Listed records>
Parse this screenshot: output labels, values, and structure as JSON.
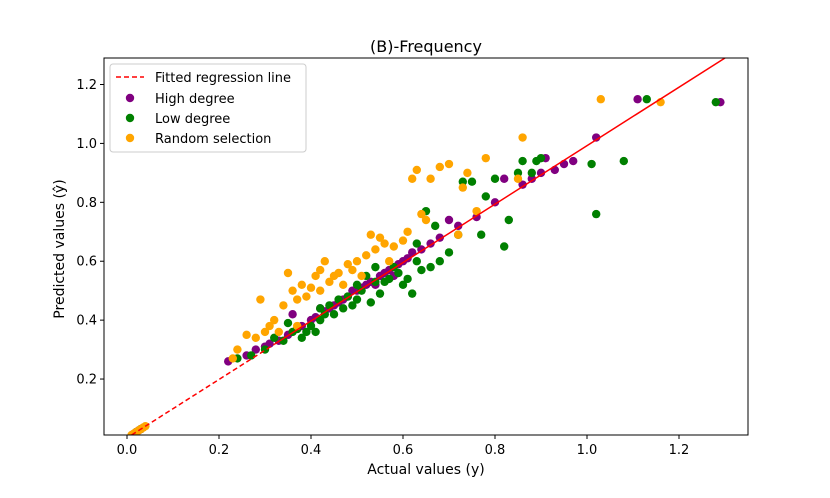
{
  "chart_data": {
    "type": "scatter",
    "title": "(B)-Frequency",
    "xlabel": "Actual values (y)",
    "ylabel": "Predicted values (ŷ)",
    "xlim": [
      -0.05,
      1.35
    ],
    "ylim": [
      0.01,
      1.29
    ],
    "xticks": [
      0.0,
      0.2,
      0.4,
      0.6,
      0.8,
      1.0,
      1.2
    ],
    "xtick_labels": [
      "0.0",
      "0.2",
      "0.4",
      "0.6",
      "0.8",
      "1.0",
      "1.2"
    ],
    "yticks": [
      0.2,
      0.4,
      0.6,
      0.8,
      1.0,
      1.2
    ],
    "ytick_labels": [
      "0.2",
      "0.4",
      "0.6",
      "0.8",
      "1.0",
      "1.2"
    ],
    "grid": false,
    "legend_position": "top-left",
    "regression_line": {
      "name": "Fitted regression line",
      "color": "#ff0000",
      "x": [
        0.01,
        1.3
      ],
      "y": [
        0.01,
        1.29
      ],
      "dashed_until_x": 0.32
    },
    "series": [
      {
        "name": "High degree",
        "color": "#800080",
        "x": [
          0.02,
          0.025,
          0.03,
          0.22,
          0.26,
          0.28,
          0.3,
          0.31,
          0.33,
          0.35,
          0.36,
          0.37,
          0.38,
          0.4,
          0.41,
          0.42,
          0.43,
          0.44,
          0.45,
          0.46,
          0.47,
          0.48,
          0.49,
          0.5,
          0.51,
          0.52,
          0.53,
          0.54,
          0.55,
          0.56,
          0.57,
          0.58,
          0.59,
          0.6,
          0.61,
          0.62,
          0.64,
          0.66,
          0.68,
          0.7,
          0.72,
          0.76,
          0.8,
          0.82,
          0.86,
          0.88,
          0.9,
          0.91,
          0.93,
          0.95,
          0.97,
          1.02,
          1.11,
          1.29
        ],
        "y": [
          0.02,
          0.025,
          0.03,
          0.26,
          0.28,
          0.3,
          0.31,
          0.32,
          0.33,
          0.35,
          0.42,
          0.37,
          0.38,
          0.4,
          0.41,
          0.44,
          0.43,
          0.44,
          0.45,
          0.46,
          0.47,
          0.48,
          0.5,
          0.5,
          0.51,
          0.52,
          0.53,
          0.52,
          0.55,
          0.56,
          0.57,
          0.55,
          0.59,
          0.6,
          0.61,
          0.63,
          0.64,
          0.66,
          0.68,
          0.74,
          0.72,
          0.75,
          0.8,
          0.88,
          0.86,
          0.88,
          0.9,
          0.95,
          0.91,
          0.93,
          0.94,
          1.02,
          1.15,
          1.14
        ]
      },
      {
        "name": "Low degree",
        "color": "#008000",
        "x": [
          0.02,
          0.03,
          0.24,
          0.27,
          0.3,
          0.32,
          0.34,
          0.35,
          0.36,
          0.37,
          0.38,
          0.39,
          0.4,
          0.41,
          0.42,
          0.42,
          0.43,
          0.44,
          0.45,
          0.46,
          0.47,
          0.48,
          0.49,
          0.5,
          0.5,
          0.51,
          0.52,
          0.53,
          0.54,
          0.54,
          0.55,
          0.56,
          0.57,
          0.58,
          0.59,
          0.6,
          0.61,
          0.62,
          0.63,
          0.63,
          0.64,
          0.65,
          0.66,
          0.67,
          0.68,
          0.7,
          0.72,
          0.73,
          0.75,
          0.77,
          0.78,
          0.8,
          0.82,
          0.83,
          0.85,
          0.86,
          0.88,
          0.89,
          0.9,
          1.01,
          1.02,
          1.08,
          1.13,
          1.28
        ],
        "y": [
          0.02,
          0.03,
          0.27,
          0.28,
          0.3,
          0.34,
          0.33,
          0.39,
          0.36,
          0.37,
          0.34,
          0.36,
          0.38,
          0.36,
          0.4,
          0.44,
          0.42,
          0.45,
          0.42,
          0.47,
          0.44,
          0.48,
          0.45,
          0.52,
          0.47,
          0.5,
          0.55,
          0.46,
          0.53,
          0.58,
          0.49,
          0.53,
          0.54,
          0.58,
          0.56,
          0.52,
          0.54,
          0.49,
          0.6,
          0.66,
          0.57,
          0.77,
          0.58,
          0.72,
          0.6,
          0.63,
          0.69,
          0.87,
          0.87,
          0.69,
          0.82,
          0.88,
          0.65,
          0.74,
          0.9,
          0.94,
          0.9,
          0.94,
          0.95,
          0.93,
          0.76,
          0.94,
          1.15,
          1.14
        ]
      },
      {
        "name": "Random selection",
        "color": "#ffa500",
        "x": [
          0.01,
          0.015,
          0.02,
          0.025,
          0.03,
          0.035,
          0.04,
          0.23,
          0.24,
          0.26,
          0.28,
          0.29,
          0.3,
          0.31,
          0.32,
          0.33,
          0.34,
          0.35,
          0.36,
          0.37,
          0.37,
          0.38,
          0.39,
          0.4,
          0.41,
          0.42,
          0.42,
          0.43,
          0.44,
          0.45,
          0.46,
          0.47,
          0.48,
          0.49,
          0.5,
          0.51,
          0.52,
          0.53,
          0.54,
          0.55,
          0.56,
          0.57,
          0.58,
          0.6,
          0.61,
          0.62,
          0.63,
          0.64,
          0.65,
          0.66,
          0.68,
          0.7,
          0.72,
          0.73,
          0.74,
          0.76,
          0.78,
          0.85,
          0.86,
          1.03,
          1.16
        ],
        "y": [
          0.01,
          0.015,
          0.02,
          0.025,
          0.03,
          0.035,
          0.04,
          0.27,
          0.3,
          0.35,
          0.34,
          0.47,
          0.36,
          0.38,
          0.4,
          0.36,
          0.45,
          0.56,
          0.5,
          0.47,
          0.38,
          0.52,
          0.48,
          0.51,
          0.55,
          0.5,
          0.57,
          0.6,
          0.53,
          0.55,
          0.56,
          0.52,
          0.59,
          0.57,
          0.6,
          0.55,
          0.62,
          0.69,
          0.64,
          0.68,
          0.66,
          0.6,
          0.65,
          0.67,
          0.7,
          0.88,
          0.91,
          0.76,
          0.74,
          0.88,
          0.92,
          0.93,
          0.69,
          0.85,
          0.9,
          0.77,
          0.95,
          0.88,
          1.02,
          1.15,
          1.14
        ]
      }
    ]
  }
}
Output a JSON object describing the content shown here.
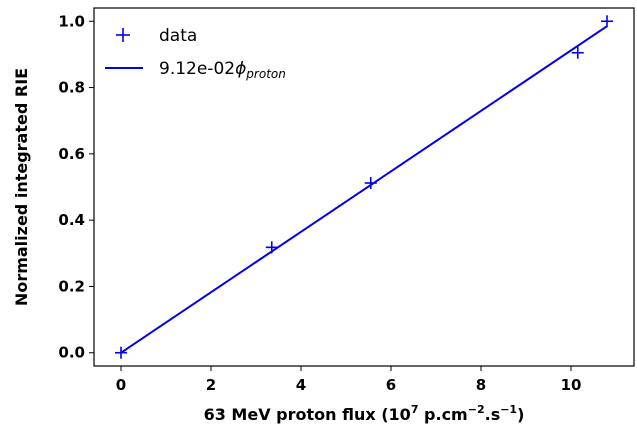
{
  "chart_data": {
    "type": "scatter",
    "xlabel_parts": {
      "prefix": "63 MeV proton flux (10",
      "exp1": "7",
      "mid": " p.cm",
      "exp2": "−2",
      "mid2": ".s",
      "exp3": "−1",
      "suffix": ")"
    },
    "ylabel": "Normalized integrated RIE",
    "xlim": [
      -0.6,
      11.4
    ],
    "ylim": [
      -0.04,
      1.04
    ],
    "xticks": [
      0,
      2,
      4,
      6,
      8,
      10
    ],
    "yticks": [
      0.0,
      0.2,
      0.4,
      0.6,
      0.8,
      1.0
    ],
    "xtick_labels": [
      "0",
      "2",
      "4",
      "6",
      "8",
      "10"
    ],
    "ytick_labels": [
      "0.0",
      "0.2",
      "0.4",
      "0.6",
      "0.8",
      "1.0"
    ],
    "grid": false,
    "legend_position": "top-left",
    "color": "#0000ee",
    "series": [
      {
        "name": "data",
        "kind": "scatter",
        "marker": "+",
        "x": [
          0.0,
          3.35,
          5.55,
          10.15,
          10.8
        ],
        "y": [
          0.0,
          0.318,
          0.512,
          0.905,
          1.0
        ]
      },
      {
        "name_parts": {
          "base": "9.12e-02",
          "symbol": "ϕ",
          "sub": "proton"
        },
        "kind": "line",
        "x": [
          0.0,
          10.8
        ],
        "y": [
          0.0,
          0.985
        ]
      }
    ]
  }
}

...

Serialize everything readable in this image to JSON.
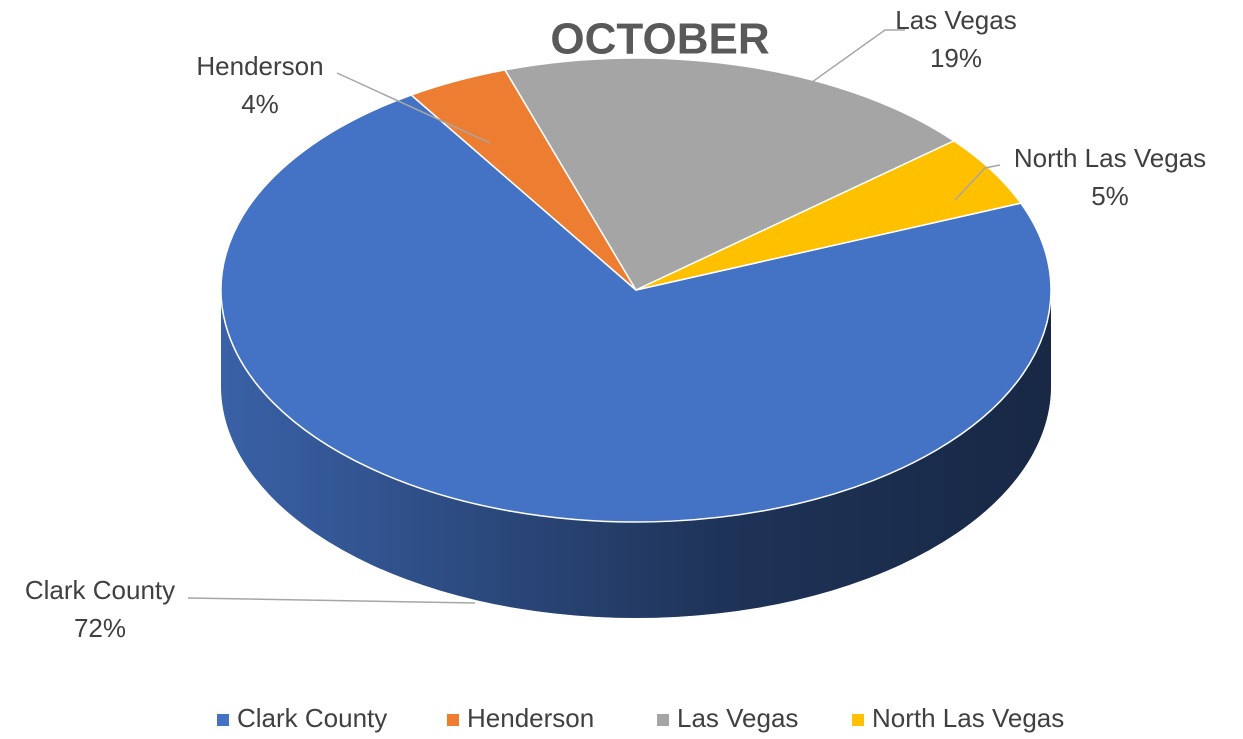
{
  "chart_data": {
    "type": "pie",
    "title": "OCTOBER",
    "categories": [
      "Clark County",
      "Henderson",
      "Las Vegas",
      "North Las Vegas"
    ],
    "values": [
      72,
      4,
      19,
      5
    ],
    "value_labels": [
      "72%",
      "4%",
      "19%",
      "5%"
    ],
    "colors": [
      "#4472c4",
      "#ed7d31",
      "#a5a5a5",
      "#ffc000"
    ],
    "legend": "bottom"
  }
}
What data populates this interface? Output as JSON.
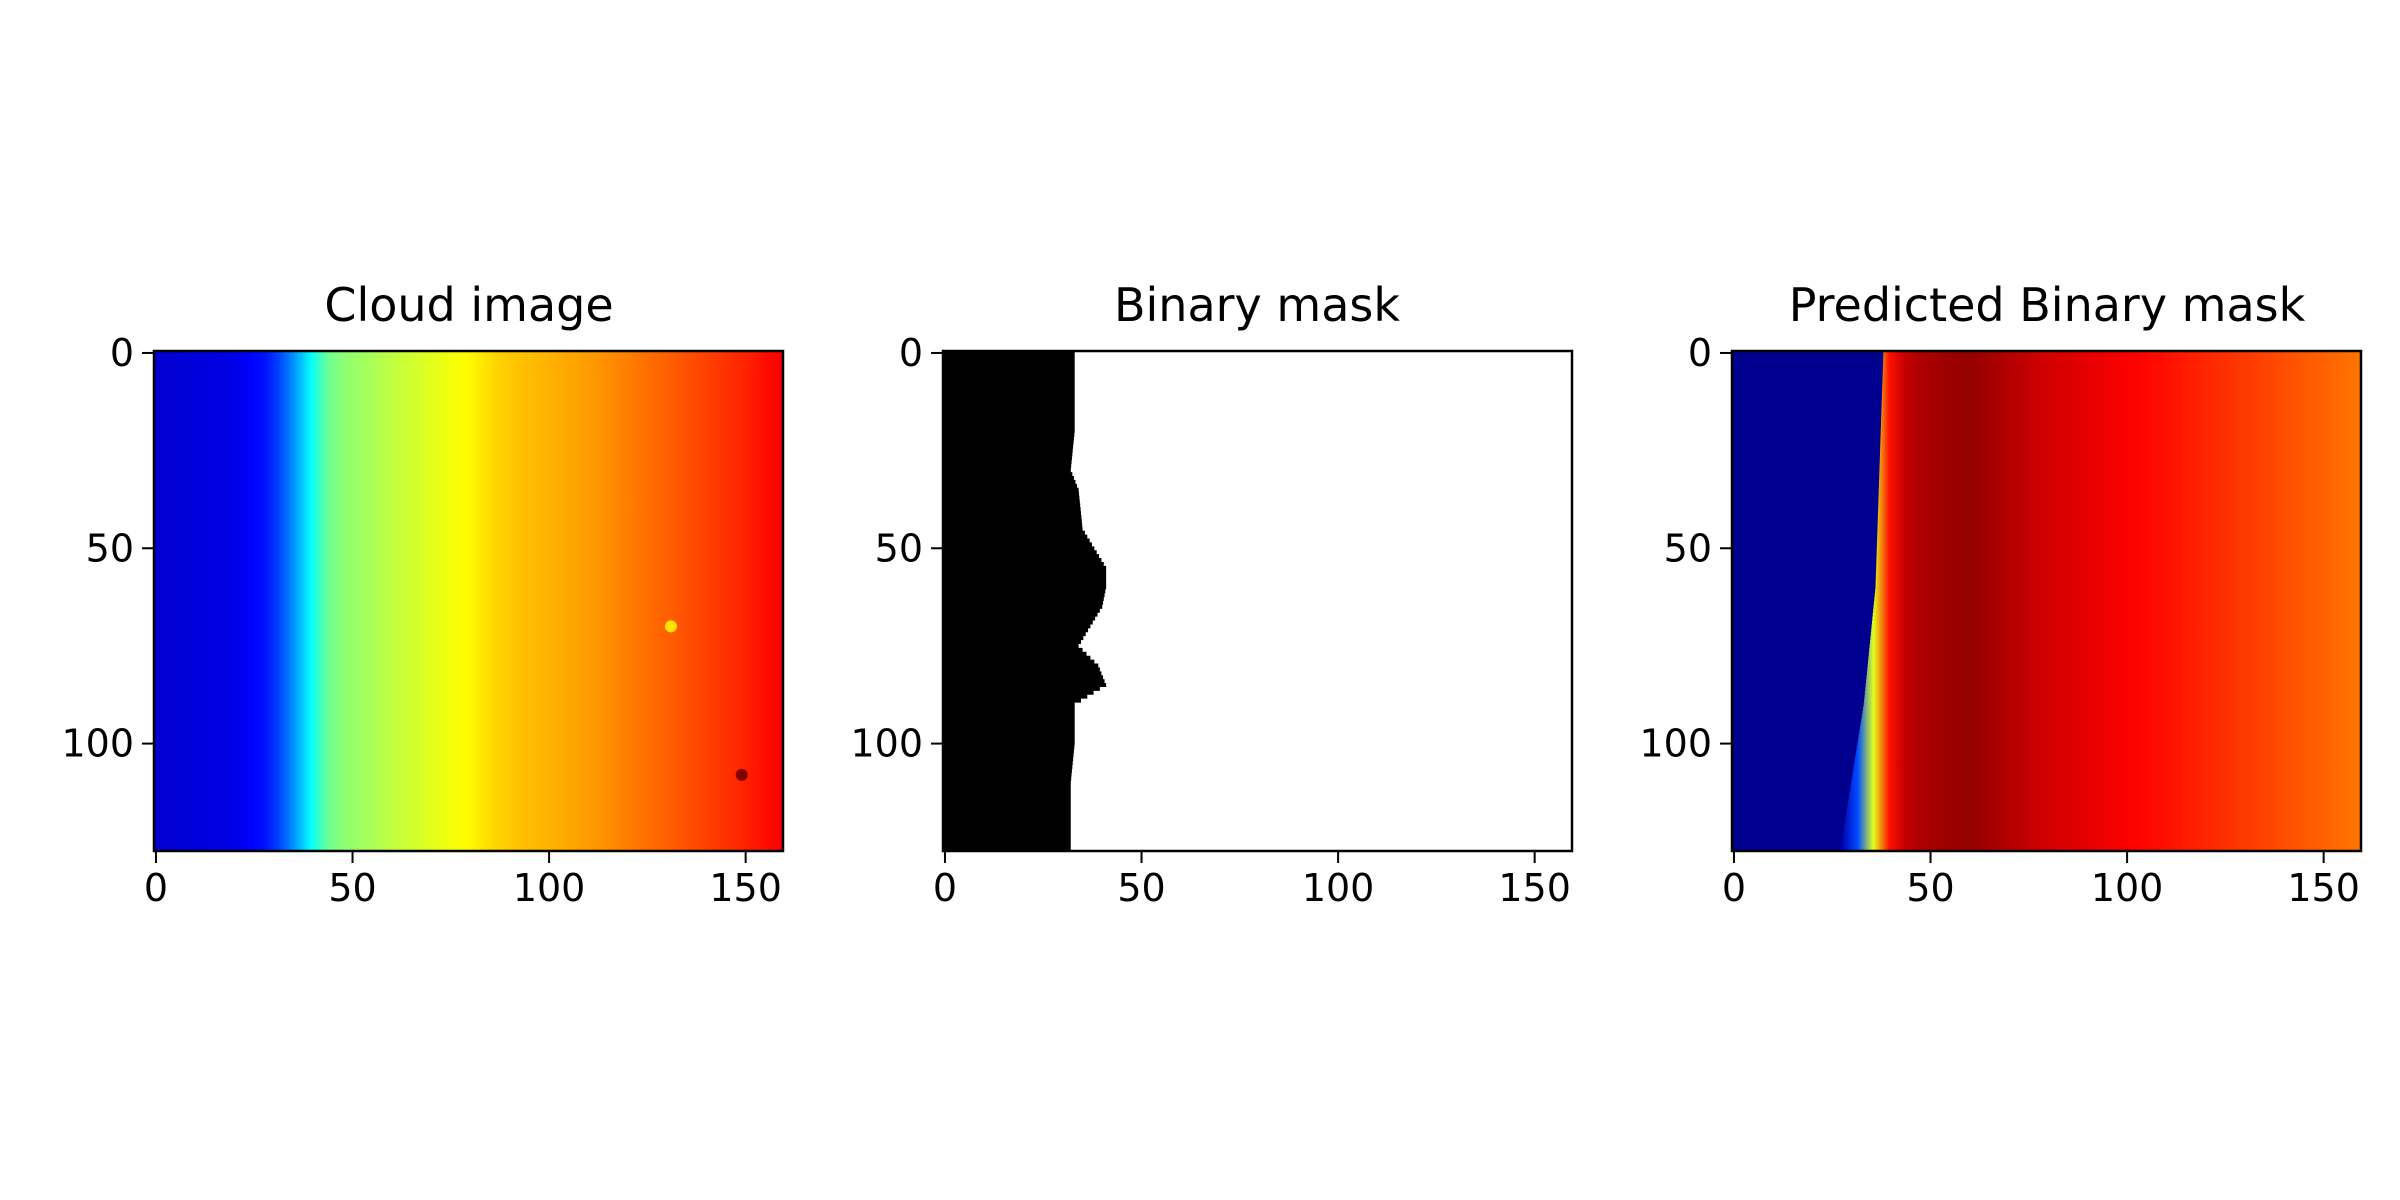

What you should do> Your task is to quote, unchanged, only the lines from the line bearing "Serialize everything readable" through the line bearing "What data populates"; the pictures are not part of the copy.

Output for this task>
Serialize everything readable in this image to JSON.
{
  "chart_data": {
    "type": "pie",
    "title": "OCTOBER",
    "categories": [
      "Clark County",
      "Henderson",
      "Las Vegas",
      "North Las Vegas"
    ],
    "values": [
      72,
      4,
      19,
      5
    ],
    "value_labels": [
      "72%",
      "4%",
      "19%",
      "5%"
    ],
    "colors": [
      "#4472c4",
      "#ed7d31",
      "#a5a5a5",
      "#ffc000"
    ],
    "legend": "bottom"
  }
}
What data populates this interface? Output as JSON.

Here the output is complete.